→ Belirtilen sorun 1: Okuma metnindeki otobüs örneğinde ikinci yılın kırk birinci kişisi, bir önceki yılın kırk birincisinden daha hızlı koştuğu hâlde neden yine dışarıda kalıyor? Metnin verdiği gerekçeyi açıklayın.
→ Belirtilen sorun 2: Okuma metninde "Öncelikle belirtmek isterim" sözlerinden "bir şey değil." sözlerine kadar uzanan bölümün tamamını aynen yazıya geçirin.

→ Okuma metni:
========================================

Öncelikle belirtmek isterim ki, adayların tercih yaparken dikkate almaları gereken gösterge kesinlikle başarı sırasıdır. Puana göre tercih yapmak, anlık mutluluk verecek şekilde pembe gözlük takmaktan başka bir şey değil.
ESAS OLAN BAŞARI SIRASI
Şöyle örnekleyelim: Otobüste 40 koltuk var, durakta ise 200 kişi bekliyor. Otobüse ayakta yolcu alınmiyor.. Otobüs şoförü durağa 100 metre kala durup kapıları açıyor. ÖSYM bu 100 metreye bazı engeller (YGS-LYS soruları) koymuştur. Adaylar koşarlar, engelleri aşarlar, en hızlı koşan ilk 40 kişi otobüse alınır. Kırkıncı kişi 18 saniyede otobüse varmıştır. Otobüs hareket eder. Kırkbirinci olan kişi açıkta kalmıştır. Bir sonraki sene yine aynı şeyler yaşanır. Ama ÖSYM’nin koşu yoluna koyduğu engeller bu sene daha alçaktır. Adaylar koşarlar, engelleri aşarlar, yine en hızlı koşan 40 kişi otobüse alınır. Engeller (sorular) kolay olduğu için otobüse son giren aday bu sene 16 saniyede otobüse varmıştır. Kırkbirinci kişi, ki geçen seneki kırkbirinciye göre daha hızlı koşmuştur, yine dışarıda kalmıştır. Görüldüğü üzere yoldaki engellere (YGS-LYS’nin zorluğu) bağlı olarak otobüse varış süresi değişebilir. Ancak açıkta kalmamak için ilk 40 içinde (başarı sırası) olmak gerekiyor. Esas olan başarı sırası.
KONTENJAN DEĞİŞİKLİKLERİNİ DİKKATLE İNCELEYİN
Tercih yaparken benimsenen temel yaklaşım şudur: Aday kendi YGS-LYS sonuçlarına bakar. Hedeflediği bölüme geçen sene en son yerleşen kişinin Türkiye’de kaçıncı sırada olduğunu tercih kılavuzunda bulur. Kendi başarı sırasını, geçen sene o bölüme giren son kişi ile kıyaslar ve “ben bu seneki başarı sıramla geçen sene o bölüme girebilirmişim/giremezmişim” şeklinde bir fikir edinir. Elbette bu kesin bir sonuç değil, bir çıkarım. Geçen sene ile bu yıl arasındaki herhangi bir değişiklik bu kıyaslamanın güvenilirliğini etkiler. Tercih kılavuzunun 15 sayfasında ÖSYM’nin adaylara bu konudaki uyarısı önemli detaylar içeriyor : “…. Ancak, yeni programlar açılmasının, bazı programların kapanmasının yanı sıra, yükseköğretim programlarında gerçekleşen puan türü değişiklikleri, kontenjanın azalması veya artması, programa kabul koşullarında meydana gelebilecek değişiklikler, ek puan alabilecek öğrenci sayısı değişimleri, alanda veya yakın alanlarda yeni açılan programlar ve öğrenim ücretlerinde meydana gelen değişiklikler gibi birçok etkenin bu yıl oluşacak başarı sıralamalarını değiştirebileceği göz önünde tutulmalıdır.”

========================================

→ Gösterilen bilgiler:
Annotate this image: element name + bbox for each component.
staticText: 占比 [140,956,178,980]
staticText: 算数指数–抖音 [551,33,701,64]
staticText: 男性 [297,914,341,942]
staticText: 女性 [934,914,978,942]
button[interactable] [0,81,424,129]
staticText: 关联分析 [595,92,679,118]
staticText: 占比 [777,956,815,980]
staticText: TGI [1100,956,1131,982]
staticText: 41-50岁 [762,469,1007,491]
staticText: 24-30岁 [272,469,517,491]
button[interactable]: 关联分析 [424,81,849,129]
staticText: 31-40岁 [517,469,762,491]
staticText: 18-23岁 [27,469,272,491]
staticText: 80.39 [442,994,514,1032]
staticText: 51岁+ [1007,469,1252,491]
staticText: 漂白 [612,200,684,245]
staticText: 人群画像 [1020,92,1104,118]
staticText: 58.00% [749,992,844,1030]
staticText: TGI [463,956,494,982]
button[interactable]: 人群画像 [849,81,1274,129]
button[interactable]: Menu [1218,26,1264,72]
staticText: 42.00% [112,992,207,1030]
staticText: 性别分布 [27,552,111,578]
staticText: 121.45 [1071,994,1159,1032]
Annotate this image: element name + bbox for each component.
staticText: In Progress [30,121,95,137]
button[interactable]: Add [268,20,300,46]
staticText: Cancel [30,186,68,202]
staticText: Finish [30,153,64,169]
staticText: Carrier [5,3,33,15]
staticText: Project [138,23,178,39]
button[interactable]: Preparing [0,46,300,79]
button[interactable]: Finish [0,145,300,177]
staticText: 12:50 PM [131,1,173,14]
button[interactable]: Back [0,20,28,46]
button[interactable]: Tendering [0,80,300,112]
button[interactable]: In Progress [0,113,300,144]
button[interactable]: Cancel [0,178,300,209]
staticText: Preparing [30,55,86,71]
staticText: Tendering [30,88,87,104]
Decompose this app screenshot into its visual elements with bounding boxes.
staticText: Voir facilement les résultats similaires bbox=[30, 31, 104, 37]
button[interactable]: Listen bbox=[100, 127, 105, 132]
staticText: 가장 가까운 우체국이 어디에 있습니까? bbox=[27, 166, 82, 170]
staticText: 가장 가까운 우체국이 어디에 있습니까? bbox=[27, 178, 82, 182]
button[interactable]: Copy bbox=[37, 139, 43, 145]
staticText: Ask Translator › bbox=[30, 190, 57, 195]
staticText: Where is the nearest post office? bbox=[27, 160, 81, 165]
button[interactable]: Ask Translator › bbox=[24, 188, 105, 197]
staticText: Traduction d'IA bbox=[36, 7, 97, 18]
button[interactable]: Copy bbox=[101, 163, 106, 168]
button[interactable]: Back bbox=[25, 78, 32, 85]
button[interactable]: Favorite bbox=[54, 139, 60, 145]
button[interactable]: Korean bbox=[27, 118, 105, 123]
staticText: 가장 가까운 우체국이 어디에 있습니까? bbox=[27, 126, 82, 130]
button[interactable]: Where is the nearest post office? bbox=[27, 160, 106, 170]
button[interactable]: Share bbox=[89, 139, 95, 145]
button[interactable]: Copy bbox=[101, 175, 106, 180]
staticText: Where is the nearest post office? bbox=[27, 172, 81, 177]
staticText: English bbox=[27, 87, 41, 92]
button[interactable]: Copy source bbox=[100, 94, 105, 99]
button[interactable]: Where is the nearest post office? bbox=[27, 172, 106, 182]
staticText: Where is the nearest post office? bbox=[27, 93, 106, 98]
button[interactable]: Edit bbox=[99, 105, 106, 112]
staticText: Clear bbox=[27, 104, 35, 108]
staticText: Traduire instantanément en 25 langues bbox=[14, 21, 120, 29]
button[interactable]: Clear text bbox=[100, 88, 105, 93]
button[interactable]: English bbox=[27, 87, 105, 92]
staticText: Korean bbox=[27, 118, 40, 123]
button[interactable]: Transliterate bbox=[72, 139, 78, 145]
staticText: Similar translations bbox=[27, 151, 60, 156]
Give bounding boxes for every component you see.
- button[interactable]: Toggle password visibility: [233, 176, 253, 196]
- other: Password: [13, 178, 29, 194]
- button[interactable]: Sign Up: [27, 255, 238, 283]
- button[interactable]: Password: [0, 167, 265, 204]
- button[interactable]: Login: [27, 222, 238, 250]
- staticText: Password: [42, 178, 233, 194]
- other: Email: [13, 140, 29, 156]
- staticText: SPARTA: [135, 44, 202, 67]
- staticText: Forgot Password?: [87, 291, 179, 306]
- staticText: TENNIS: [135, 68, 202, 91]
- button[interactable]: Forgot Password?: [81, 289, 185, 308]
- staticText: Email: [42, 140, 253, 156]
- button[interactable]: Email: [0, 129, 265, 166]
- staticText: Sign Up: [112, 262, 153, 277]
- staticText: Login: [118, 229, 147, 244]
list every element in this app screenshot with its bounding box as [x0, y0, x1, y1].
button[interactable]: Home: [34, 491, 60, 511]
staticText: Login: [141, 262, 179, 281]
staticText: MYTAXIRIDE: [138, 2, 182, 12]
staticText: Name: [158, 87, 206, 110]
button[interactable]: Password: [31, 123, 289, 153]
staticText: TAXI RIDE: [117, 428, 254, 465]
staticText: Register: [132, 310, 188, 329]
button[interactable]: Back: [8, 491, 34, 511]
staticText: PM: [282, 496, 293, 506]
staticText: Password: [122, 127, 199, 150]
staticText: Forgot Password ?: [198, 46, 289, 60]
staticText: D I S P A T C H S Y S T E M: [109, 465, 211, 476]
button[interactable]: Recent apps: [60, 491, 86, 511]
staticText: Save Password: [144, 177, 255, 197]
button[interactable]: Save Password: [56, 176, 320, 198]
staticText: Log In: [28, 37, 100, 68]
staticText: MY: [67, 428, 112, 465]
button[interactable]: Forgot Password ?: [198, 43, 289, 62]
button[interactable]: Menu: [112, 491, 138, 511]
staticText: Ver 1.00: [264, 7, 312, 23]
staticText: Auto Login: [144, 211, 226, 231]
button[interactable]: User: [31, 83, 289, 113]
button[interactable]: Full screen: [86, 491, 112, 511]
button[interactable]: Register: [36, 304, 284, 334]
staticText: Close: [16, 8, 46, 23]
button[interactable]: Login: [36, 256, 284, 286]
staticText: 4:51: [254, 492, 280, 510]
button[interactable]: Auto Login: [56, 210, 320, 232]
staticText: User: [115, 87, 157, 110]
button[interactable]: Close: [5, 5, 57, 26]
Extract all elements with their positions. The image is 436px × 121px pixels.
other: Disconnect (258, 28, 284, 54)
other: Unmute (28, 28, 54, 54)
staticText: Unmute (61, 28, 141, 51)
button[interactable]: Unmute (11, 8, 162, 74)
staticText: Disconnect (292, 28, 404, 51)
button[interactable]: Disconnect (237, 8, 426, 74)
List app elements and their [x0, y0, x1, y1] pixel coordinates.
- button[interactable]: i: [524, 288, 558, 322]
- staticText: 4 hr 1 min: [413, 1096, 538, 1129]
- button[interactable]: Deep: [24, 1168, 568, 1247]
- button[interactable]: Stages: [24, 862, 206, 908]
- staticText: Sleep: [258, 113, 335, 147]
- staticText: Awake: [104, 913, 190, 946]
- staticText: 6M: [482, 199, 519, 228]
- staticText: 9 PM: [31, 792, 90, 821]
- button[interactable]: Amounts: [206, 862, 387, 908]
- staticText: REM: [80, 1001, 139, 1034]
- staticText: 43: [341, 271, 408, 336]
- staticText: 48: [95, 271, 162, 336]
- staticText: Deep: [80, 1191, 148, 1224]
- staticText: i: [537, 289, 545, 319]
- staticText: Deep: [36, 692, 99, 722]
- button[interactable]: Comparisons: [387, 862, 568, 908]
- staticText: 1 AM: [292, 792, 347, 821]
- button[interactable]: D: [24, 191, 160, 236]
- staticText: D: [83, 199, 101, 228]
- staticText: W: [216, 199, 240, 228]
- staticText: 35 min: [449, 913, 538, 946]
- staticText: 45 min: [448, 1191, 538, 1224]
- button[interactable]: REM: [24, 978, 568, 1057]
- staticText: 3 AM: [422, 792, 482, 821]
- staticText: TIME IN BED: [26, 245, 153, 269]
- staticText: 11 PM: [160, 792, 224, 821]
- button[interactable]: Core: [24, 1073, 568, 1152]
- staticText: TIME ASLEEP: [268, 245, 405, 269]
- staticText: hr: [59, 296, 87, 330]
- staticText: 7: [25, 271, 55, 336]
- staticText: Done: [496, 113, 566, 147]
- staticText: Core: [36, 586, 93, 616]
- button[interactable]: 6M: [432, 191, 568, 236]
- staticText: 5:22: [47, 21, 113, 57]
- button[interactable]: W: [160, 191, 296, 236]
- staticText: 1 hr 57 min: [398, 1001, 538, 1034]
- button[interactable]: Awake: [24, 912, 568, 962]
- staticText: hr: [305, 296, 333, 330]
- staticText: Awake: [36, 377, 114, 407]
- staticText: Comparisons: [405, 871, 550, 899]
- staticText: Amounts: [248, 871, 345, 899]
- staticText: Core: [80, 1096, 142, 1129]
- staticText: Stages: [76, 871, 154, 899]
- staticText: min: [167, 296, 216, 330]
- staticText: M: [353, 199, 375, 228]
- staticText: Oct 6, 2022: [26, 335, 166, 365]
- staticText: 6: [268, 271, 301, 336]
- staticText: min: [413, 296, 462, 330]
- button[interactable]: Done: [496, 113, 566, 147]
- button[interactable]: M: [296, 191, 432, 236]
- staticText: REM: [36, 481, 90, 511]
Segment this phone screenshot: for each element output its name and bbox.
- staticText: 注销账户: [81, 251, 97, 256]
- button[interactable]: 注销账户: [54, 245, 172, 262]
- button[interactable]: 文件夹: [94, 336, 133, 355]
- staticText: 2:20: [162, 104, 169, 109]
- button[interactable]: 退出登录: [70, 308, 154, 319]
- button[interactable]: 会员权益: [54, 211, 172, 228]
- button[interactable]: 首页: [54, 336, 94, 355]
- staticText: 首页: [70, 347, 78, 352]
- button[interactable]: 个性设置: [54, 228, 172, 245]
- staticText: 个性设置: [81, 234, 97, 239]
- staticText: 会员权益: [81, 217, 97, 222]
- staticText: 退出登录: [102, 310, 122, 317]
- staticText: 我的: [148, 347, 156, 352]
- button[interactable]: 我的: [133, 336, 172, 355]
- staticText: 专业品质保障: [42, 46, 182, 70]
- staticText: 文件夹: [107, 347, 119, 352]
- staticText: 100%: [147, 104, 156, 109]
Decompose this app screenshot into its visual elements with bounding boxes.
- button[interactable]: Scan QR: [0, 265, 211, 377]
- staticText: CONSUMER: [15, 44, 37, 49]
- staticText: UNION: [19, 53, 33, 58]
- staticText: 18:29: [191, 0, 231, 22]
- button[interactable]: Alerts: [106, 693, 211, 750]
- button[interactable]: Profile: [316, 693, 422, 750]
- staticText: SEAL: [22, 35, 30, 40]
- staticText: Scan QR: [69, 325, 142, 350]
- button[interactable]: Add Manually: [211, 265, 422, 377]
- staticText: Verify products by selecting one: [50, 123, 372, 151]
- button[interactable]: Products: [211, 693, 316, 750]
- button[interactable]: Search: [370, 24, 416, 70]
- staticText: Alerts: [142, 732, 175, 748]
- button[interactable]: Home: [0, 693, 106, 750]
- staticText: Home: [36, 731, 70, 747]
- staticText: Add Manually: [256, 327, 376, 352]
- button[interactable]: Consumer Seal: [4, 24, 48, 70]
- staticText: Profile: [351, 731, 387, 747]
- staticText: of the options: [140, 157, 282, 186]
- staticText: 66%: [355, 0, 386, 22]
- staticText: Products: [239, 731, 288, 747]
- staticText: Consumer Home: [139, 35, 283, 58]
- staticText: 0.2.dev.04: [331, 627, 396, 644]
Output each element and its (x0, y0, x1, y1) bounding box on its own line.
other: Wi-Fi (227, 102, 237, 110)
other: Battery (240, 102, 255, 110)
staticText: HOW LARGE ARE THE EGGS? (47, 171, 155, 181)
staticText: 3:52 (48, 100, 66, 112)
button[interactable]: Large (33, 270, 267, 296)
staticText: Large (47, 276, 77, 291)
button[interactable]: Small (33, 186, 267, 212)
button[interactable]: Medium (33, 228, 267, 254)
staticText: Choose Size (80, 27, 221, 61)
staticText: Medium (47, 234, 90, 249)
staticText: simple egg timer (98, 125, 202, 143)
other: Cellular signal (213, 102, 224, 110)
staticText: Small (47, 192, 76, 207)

========================================

→ Yazılı yanıt 1: Otobüse yalnızca en hızlı koşan ilk 40 kişi alınıyor. O yıl engeller (sorular) daha kolay olduğu için herkes daha kısa sürede varıyor ve son giren aday 16 saniyede otobüse ulaşıyor. Varış süresi engellere göre değişse de açıkta kalmamak için ilk 40 içinde olmak, yani başarı sırası belirleyici oluyor.

→ Yazılı yanıt 2:
Öncelikle belirtmek isterim ki, adayların tercih yaparken dikkate almaları gereken gösterge kesinlikle başarı sırasıdır. Puana göre tercih yapmak, anlık mutluluk verecek şekilde pembe gözlük takmaktan başka bir şey değil.